DESCRIPTION OF THE TASK
The records below must be retyped exactly.

MATERIAL FOR THIS TASK
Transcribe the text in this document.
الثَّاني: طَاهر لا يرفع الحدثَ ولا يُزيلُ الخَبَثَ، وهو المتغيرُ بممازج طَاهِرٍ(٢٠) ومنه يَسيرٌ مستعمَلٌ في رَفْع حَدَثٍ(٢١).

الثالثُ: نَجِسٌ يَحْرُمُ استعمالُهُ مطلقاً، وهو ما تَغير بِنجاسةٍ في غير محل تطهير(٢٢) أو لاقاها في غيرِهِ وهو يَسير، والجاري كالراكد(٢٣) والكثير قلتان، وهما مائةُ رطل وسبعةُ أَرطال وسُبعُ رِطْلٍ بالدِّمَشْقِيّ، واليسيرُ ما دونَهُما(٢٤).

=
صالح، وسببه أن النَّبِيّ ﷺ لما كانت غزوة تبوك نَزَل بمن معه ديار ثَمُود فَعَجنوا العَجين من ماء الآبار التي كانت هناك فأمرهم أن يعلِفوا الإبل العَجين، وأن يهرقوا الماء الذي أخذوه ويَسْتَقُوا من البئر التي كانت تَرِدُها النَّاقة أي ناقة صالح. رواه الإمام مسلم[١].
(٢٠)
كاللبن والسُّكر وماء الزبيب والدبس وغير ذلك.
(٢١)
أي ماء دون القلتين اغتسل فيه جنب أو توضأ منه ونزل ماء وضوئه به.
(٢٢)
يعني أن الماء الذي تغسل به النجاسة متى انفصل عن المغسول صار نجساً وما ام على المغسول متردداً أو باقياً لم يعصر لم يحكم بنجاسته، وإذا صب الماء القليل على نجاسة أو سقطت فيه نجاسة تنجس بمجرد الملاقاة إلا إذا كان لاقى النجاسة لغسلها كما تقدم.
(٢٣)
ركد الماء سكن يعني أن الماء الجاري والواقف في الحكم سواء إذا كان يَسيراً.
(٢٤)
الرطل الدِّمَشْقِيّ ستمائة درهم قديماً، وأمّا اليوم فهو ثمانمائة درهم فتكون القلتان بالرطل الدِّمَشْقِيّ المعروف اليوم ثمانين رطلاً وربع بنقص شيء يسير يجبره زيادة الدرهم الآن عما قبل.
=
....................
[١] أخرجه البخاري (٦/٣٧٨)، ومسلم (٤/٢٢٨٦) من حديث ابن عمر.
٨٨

TASK SOLUTION
Transcribe the text in this document.
الثَّاني: طَاهر لا يرفع الحدثَ ولا يُزيلُ الخَبَثَ، وهو المتغيرُ بممازج طَاهِرٍ(٢٠) ومنه يَسيرٌ مستعمَلٌ في رَفْع حَدَثٍ(٢١).

الثالثُ: نَجِسٌ يَحْرُمُ استعمالُهُ مطلقاً، وهو ما تَغير بِنجاسةٍ في غير محل تطهير(٢٢) أو لاقاها في غيرِهِ وهو يَسير، والجاري كالراكد(٢٣) والكثير قلتان، وهما مائةُ رطل وسبعةُ أَرطال وسُبعُ رِطْلٍ بالدِّمَشْقِيّ، واليسيرُ ما دونَهُما(٢٤).

=
صالح، وسببه أن النَّبِيّ ﷺ لما كانت غزوة تبوك نَزَل بمن معه ديار ثَمُود فَعَجنوا العَجين من ماء الآبار التي كانت هناك فأمرهم أن يعلِفوا الإبل العَجين، وأن يهرقوا الماء الذي أخذوه ويَسْتَقُوا من البئر التي كانت تَرِدُها النَّاقة أي ناقة صالح. رواه الإمام مسلم[١].
(٢٠)
كاللبن والسُّكر وماء الزبيب والدبس وغير ذلك.
(٢١)
أي ماء دون القلتين اغتسل فيه جنب أو توضأ منه ونزل ماء وضوئه به.
(٢٢)
يعني أن الماء الذي تغسل به النجاسة متى انفصل عن المغسول صار نجساً وما ام على المغسول متردداً أو باقياً لم يعصر لم يحكم بنجاسته، وإذا صب الماء القليل على نجاسة أو سقطت فيه نجاسة تنجس بمجرد الملاقاة إلا إذا كان لاقى النجاسة لغسلها كما تقدم.
(٢٣)
ركد الماء سكن يعني أن الماء الجاري والواقف في الحكم سواء إذا كان يَسيراً.
(٢٤)
الرطل الدِّمَشْقِيّ ستمائة درهم قديماً، وأمّا اليوم فهو ثمانمائة درهم فتكون القلتان بالرطل الدِّمَشْقِيّ المعروف اليوم ثمانين رطلاً وربع بنقص شيء يسير يجبره زيادة الدرهم الآن عما قبل.
=
....................
[١] أخرجه البخاري (٦/٣٧٨)، ومسلم (٤/٢٢٨٦) من حديث ابن عمر.
٨٨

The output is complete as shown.